What the task requires: Reproduce all entries precisely as they are written.

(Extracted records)
==============================

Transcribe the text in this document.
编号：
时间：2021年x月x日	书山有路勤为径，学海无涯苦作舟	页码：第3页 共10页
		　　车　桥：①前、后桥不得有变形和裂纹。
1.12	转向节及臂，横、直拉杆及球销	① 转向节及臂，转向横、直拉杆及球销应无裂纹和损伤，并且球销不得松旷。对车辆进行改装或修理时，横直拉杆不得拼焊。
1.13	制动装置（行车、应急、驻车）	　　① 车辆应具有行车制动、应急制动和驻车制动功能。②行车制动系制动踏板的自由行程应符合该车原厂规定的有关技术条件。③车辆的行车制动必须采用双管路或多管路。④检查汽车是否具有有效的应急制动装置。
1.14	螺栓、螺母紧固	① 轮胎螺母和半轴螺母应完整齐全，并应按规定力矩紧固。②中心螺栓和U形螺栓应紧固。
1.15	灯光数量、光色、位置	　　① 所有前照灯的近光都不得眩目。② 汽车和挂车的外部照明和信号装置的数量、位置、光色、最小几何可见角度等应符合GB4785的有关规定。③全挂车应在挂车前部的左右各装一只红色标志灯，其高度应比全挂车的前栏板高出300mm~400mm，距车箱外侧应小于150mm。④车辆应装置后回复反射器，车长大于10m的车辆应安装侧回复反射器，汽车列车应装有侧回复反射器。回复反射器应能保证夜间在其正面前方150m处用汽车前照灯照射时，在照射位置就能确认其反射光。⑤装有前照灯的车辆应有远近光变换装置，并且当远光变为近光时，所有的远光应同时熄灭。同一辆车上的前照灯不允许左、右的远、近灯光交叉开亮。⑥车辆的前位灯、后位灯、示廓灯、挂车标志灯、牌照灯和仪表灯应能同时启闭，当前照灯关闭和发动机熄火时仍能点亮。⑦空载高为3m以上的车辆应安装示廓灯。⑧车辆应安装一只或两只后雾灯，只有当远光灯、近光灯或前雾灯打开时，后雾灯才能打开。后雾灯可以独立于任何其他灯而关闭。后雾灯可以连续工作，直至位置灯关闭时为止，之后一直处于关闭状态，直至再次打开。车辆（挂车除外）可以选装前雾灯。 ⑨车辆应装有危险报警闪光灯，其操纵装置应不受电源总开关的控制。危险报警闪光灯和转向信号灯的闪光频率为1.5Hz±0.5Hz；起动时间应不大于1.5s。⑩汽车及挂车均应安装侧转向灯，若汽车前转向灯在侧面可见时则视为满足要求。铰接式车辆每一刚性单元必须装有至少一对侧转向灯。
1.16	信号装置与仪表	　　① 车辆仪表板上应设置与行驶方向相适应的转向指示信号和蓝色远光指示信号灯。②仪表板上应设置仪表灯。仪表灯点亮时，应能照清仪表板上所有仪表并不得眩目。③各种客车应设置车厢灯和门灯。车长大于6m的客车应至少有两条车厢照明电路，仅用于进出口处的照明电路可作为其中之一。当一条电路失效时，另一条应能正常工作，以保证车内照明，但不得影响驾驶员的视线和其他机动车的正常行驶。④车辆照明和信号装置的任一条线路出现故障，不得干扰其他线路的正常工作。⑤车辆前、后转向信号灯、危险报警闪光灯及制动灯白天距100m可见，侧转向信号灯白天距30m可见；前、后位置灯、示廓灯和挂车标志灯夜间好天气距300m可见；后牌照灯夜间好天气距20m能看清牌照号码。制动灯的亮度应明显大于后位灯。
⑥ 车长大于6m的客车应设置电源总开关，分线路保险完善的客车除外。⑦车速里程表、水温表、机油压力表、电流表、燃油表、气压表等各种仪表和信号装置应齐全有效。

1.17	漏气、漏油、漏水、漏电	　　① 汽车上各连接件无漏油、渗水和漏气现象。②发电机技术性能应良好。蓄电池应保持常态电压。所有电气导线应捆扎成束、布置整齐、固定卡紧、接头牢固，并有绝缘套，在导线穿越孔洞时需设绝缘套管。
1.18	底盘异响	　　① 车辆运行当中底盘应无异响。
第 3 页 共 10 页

==============================

The solution:
Transcribe the text in this document.
编号：
时间：2021年x月x日	书山有路勤为径，学海无涯苦作舟	页码：第3页 共10页
		　　车　桥：①前、后桥不得有变形和裂纹。
1.12	转向节及臂，横、直拉杆及球销	① 转向节及臂，转向横、直拉杆及球销应无裂纹和损伤，并且球销不得松旷。对车辆进行改装或修理时，横直拉杆不得拼焊。
1.13	制动装置（行车、应急、驻车）	　　① 车辆应具有行车制动、应急制动和驻车制动功能。②行车制动系制动踏板的自由行程应符合该车原厂规定的有关技术条件。③车辆的行车制动必须采用双管路或多管路。④检查汽车是否具有有效的应急制动装置。
1.14	螺栓、螺母紧固	① 轮胎螺母和半轴螺母应完整齐全，并应按规定力矩紧固。②中心螺栓和U形螺栓应紧固。
1.15	灯光数量、光色、位置	　　① 所有前照灯的近光都不得眩目。② 汽车和挂车的外部照明和信号装置的数量、位置、光色、最小几何可见角度等应符合GB4785的有关规定。③全挂车应在挂车前部的左右各装一只红色标志灯，其高度应比全挂车的前栏板高出300mm~400mm，距车箱外侧应小于150mm。④车辆应装置后回复反射器，车长大于10m的车辆应安装侧回复反射器，汽车列车应装有侧回复反射器。回复反射器应能保证夜间在其正面前方150m处用汽车前照灯照射时，在照射位置就能确认其反射光。⑤装有前照灯的车辆应有远近光变换装置，并且当远光变为近光时，所有的远光应同时熄灭。同一辆车上的前照灯不允许左、右的远、近灯光交叉开亮。⑥车辆的前位灯、后位灯、示廓灯、挂车标志灯、牌照灯和仪表灯应能同时启闭，当前照灯关闭和发动机熄火时仍能点亮。⑦空载高为3m以上的车辆应安装示廓灯。⑧车辆应安装一只或两只后雾灯，只有当远光灯、近光灯或前雾灯打开时，后雾灯才能打开。后雾灯可以独立于任何其他灯而关闭。后雾灯可以连续工作，直至位置灯关闭时为止，之后一直处于关闭状态，直至再次打开。车辆（挂车除外）可以选装前雾灯。 ⑨车辆应装有危险报警闪光灯，其操纵装置应不受电源总开关的控制。危险报警闪光灯和转向信号灯的闪光频率为1.5Hz±0.5Hz；起动时间应不大于1.5s。⑩汽车及挂车均应安装侧转向灯，若汽车前转向灯在侧面可见时则视为满足要求。铰接式车辆每一刚性单元必须装有至少一对侧转向灯。
1.16	信号装置与仪表	　　① 车辆仪表板上应设置与行驶方向相适应的转向指示信号和蓝色远光指示信号灯。②仪表板上应设置仪表灯。仪表灯点亮时，应能照清仪表板上所有仪表并不得眩目。③各种客车应设置车厢灯和门灯。车长大于6m的客车应至少有两条车厢照明电路，仅用于进出口处的照明电路可作为其中之一。当一条电路失效时，另一条应能正常工作，以保证车内照明，但不得影响驾驶员的视线和其他机动车的正常行驶。④车辆照明和信号装置的任一条线路出现故障，不得干扰其他线路的正常工作。⑤车辆前、后转向信号灯、危险报警闪光灯及制动灯白天距100m可见，侧转向信号灯白天距30m可见；前、后位置灯、示廓灯和挂车标志灯夜间好天气距300m可见；后牌照灯夜间好天气距20m能看清牌照号码。制动灯的亮度应明显大于后位灯。
⑥ 车长大于6m的客车应设置电源总开关，分线路保险完善的客车除外。⑦车速里程表、水温表、机油压力表、电流表、燃油表、气压表等各种仪表和信号装置应齐全有效。

1.17	漏气、漏油、漏水、漏电	　　① 汽车上各连接件无漏油、渗水和漏气现象。②发电机技术性能应良好。蓄电池应保持常态电压。所有电气导线应捆扎成束、布置整齐、固定卡紧、接头牢固，并有绝缘套，在导线穿越孔洞时需设绝缘套管。
1.18	底盘异响	　　① 车辆运行当中底盘应无异响。
第 3 页 共 10 页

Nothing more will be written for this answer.